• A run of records
* start *

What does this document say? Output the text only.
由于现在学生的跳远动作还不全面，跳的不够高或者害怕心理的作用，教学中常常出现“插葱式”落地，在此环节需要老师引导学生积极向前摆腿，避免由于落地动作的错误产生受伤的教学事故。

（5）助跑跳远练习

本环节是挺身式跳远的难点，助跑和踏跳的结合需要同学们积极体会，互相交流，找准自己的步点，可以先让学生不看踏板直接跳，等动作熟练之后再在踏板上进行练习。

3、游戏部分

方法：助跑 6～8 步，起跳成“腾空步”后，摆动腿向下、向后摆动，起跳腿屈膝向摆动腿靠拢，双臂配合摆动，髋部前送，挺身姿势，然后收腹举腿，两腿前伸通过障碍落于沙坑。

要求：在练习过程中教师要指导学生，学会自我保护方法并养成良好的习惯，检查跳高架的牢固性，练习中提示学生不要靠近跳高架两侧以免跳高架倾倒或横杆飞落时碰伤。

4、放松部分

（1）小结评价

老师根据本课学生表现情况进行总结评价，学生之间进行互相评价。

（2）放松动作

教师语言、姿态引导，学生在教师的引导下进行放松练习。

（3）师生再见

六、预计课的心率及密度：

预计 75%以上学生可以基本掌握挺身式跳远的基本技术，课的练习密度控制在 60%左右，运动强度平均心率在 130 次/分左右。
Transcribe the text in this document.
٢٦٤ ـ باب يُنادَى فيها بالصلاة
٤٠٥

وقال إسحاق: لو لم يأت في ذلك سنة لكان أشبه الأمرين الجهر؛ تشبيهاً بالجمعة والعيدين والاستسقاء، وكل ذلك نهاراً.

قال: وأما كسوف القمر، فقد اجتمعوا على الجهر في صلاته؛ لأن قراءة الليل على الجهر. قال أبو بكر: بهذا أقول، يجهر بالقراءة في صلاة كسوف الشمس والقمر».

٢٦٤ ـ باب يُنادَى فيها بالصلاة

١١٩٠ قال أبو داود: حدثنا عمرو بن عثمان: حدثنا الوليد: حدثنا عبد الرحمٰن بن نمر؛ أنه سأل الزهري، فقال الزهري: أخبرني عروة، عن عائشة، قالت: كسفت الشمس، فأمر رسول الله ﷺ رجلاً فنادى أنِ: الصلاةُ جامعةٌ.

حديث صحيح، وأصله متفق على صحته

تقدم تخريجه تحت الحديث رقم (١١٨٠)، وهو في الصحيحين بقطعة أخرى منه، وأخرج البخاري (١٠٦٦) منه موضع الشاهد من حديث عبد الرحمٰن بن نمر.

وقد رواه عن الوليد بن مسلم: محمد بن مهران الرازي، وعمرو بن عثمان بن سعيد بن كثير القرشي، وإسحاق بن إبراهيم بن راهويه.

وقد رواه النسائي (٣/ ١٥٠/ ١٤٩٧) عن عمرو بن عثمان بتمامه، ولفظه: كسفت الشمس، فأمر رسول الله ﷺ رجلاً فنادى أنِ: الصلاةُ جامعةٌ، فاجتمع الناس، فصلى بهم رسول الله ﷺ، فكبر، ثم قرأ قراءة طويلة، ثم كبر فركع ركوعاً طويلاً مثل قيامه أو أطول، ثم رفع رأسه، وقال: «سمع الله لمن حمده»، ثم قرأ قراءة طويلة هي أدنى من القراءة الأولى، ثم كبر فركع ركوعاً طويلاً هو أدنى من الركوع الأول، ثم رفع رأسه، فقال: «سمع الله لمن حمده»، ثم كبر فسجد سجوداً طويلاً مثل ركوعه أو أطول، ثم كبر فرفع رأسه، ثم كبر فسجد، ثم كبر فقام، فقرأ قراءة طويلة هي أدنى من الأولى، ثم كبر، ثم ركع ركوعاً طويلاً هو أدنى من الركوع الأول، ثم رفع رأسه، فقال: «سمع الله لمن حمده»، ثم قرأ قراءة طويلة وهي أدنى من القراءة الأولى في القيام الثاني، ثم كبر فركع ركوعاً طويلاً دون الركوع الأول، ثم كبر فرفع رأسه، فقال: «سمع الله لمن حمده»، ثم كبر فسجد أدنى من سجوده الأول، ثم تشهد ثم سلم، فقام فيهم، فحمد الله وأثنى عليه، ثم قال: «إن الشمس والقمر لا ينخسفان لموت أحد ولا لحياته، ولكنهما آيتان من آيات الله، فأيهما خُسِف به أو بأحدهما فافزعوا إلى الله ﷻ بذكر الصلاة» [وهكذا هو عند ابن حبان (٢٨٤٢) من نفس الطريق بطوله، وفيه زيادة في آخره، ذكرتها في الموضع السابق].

* end *

• JOB
Output the complete data exactly as written.

• RESPONSE TO THIS EXERCISE
What does this document say? Output the text only.
由于现在学生的跳远动作还不全面，跳的不够高或者害怕心理的作用，教学中常常出现“插葱式”落地，在此环节需要老师引导学生积极向前摆腿，避免由于落地动作的错误产生受伤的教学事故。

（5）助跑跳远练习

本环节是挺身式跳远的难点，助跑和踏跳的结合需要同学们积极体会，互相交流，找准自己的步点，可以先让学生不看踏板直接跳，等动作熟练之后再在踏板上进行练习。

3、游戏部分

方法：助跑 6～8 步，起跳成“腾空步”后，摆动腿向下、向后摆动，起跳腿屈膝向摆动腿靠拢，双臂配合摆动，髋部前送，挺身姿势，然后收腹举腿，两腿前伸通过障碍落于沙坑。

要求：在练习过程中教师要指导学生，学会自我保护方法并养成良好的习惯，检查跳高架的牢固性，练习中提示学生不要靠近跳高架两侧以免跳高架倾倒或横杆飞落时碰伤。

4、放松部分

（1）小结评价

老师根据本课学生表现情况进行总结评价，学生之间进行互相评价。

（2）放松动作

教师语言、姿态引导，学生在教师的引导下进行放松练习。

（3）师生再见

六、预计课的心率及密度：

预计 75%以上学生可以基本掌握挺身式跳远的基本技术，课的练习密度控制在 60%左右，运动强度平均心率在 130 次/分左右。
Transcribe the text in this document.
٢٦٤ ـ باب يُنادَى فيها بالصلاة
٤٠٥

وقال إسحاق: لو لم يأت في ذلك سنة لكان أشبه الأمرين الجهر؛ تشبيهاً بالجمعة والعيدين والاستسقاء، وكل ذلك نهاراً.

قال: وأما كسوف القمر، فقد اجتمعوا على الجهر في صلاته؛ لأن قراءة الليل على الجهر. قال أبو بكر: بهذا أقول، يجهر بالقراءة في صلاة كسوف الشمس والقمر».

٢٦٤ ـ باب يُنادَى فيها بالصلاة

١١٩٠ قال أبو داود: حدثنا عمرو بن عثمان: حدثنا الوليد: حدثنا عبد الرحمٰن بن نمر؛ أنه سأل الزهري، فقال الزهري: أخبرني عروة، عن عائشة، قالت: كسفت الشمس، فأمر رسول الله ﷺ رجلاً فنادى أنِ: الصلاةُ جامعةٌ.

حديث صحيح، وأصله متفق على صحته

تقدم تخريجه تحت الحديث رقم (١١٨٠)، وهو في الصحيحين بقطعة أخرى منه، وأخرج البخاري (١٠٦٦) منه موضع الشاهد من حديث عبد الرحمٰن بن نمر.

وقد رواه عن الوليد بن مسلم: محمد بن مهران الرازي، وعمرو بن عثمان بن سعيد بن كثير القرشي، وإسحاق بن إبراهيم بن راهويه.

وقد رواه النسائي (٣/ ١٥٠/ ١٤٩٧) عن عمرو بن عثمان بتمامه، ولفظه: كسفت الشمس، فأمر رسول الله ﷺ رجلاً فنادى أنِ: الصلاةُ جامعةٌ، فاجتمع الناس، فصلى بهم رسول الله ﷺ، فكبر، ثم قرأ قراءة طويلة، ثم كبر فركع ركوعاً طويلاً مثل قيامه أو أطول، ثم رفع رأسه، وقال: «سمع الله لمن حمده»، ثم قرأ قراءة طويلة هي أدنى من القراءة الأولى، ثم كبر فركع ركوعاً طويلاً هو أدنى من الركوع الأول، ثم رفع رأسه، فقال: «سمع الله لمن حمده»، ثم كبر فسجد سجوداً طويلاً مثل ركوعه أو أطول، ثم كبر فرفع رأسه، ثم كبر فسجد، ثم كبر فقام، فقرأ قراءة طويلة هي أدنى من الأولى، ثم كبر، ثم ركع ركوعاً طويلاً هو أدنى من الركوع الأول، ثم رفع رأسه، فقال: «سمع الله لمن حمده»، ثم قرأ قراءة طويلة وهي أدنى من القراءة الأولى في القيام الثاني، ثم كبر فركع ركوعاً طويلاً دون الركوع الأول، ثم كبر فرفع رأسه، فقال: «سمع الله لمن حمده»، ثم كبر فسجد أدنى من سجوده الأول، ثم تشهد ثم سلم، فقام فيهم، فحمد الله وأثنى عليه، ثم قال: «إن الشمس والقمر لا ينخسفان لموت أحد ولا لحياته، ولكنهما آيتان من آيات الله، فأيهما خُسِف به أو بأحدهما فافزعوا إلى الله ﷻ بذكر الصلاة» [وهكذا هو عند ابن حبان (٢٨٤٢) من نفس الطريق بطوله، وفيه زيادة في آخره، ذكرتها في الموضع السابق].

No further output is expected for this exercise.